AIM OF THE EXERCISE: Gather all lines containing the string "사이에서" and copy them out.

PROVIDED ENTRIES:
--------------------------------------------------

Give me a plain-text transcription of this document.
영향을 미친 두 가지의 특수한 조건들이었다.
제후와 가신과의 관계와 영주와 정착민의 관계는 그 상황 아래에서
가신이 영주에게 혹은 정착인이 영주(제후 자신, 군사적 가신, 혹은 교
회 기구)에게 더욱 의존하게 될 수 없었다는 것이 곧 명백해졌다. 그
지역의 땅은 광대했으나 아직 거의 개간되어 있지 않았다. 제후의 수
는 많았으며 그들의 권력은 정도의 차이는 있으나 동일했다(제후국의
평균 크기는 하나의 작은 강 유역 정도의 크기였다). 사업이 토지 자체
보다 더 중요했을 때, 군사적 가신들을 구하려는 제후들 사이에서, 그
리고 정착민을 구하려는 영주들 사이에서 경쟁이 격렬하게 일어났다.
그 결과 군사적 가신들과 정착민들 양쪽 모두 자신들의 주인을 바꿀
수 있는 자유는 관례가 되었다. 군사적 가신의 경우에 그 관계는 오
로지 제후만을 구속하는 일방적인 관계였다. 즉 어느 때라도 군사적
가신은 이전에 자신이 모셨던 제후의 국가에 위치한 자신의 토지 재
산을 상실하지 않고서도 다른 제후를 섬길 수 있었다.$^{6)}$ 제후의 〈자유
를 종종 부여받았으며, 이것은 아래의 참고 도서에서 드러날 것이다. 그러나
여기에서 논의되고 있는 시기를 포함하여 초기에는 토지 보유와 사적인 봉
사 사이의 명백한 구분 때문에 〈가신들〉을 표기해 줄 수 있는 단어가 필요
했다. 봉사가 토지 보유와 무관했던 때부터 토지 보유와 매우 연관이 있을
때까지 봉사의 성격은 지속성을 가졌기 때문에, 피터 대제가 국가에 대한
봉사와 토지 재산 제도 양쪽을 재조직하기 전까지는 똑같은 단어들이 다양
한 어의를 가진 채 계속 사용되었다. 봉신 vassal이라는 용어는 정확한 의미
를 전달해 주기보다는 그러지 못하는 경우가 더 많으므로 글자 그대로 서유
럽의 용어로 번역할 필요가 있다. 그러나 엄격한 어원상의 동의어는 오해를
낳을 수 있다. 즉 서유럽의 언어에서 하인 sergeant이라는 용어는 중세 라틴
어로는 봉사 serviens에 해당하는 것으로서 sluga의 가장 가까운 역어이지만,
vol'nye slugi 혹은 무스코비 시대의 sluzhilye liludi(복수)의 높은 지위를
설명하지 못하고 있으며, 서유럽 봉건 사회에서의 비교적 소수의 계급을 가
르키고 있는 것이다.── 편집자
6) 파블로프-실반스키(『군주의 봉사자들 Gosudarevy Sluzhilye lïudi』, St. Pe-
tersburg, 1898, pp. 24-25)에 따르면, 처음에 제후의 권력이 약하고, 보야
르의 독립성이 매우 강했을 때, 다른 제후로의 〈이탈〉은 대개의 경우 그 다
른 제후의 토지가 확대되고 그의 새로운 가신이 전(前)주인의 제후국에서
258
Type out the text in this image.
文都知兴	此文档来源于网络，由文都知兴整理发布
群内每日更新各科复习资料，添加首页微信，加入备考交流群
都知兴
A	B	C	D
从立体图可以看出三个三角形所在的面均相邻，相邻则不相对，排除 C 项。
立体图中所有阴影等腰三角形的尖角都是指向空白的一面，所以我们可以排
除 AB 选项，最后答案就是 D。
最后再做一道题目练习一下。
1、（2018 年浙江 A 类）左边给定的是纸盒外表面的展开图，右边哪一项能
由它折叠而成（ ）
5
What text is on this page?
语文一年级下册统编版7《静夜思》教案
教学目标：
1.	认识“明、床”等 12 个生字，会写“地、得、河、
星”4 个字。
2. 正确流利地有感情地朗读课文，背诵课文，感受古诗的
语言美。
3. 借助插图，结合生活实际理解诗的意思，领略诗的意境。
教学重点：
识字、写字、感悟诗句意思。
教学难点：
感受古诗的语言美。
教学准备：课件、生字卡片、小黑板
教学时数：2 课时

--------------------------------------------------

EXERCISE RESPONSE:
보다 더 중요했을 때, 군사적 가신들을 구하려는 제후들 사이에서, 그
리고 정착민을 구하려는 영주들 사이에서 경쟁이 격렬하게 일어났다.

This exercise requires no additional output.